Data entries:
________________________

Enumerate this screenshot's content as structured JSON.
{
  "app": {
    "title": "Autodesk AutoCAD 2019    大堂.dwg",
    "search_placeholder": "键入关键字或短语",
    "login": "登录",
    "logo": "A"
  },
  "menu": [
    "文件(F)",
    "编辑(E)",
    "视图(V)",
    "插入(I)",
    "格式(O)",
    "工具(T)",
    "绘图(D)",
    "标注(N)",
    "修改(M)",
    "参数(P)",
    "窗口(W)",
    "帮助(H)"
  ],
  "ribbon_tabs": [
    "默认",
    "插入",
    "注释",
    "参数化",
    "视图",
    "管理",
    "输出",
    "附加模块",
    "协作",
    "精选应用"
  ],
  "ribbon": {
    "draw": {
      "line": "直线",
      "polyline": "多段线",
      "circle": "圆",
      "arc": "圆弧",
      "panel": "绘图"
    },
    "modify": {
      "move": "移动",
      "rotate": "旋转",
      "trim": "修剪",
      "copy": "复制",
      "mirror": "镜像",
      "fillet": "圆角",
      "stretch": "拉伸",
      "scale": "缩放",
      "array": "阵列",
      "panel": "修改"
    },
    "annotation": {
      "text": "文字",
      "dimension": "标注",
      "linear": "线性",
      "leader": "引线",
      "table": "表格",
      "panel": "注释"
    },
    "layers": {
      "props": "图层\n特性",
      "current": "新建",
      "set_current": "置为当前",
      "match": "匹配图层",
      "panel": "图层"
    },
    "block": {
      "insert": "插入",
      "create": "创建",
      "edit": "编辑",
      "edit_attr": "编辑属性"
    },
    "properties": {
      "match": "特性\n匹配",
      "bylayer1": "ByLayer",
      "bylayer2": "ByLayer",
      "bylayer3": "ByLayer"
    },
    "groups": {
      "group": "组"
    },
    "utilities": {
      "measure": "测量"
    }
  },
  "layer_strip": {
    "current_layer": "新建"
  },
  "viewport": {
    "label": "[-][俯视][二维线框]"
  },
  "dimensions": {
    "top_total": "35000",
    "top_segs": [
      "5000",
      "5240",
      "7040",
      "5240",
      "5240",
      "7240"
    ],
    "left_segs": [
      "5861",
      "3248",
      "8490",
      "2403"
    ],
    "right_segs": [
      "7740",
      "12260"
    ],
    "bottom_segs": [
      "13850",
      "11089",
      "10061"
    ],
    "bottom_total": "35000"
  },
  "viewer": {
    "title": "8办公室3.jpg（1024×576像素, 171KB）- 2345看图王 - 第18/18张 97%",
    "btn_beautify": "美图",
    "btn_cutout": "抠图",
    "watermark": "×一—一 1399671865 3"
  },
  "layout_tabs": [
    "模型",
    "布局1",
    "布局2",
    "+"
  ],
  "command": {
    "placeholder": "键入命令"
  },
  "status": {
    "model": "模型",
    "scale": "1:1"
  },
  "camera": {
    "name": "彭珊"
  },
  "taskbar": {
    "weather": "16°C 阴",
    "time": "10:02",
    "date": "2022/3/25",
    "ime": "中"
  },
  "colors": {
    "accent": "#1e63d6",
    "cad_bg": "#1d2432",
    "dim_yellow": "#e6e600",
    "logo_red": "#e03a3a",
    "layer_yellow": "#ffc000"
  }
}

________________________

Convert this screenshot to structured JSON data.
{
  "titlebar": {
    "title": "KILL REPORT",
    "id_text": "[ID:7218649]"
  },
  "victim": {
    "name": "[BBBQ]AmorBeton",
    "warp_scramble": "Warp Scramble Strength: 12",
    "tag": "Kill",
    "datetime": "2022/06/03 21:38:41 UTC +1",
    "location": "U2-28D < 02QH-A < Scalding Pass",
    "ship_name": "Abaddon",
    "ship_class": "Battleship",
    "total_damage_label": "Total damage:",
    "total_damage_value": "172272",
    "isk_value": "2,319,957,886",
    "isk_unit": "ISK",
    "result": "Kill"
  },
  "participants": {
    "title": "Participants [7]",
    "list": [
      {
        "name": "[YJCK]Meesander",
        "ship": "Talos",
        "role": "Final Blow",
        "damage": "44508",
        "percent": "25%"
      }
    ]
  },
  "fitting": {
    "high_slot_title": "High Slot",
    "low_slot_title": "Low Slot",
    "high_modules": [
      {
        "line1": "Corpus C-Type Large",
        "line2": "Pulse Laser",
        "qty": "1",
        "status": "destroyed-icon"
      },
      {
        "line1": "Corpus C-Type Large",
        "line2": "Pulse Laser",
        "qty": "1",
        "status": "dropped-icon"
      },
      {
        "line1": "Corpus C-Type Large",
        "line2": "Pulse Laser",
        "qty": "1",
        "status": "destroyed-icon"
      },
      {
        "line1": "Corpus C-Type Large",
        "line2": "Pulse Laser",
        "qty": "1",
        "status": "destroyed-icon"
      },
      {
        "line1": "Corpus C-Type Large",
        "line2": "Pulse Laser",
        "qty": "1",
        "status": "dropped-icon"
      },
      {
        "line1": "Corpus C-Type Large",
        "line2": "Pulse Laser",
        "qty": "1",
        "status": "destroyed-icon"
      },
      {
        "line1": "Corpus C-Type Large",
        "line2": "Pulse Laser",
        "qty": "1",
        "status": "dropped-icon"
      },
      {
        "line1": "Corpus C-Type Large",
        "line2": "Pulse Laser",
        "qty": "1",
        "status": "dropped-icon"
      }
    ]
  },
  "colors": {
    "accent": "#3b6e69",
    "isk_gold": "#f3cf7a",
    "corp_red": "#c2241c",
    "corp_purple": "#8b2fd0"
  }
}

________________________

Pick out each line above that includes "this" and show it.

*FINISHED TASK:*
Enumerate this screenshot's content as structured JSON.
Convert this screenshot to structured JSON data.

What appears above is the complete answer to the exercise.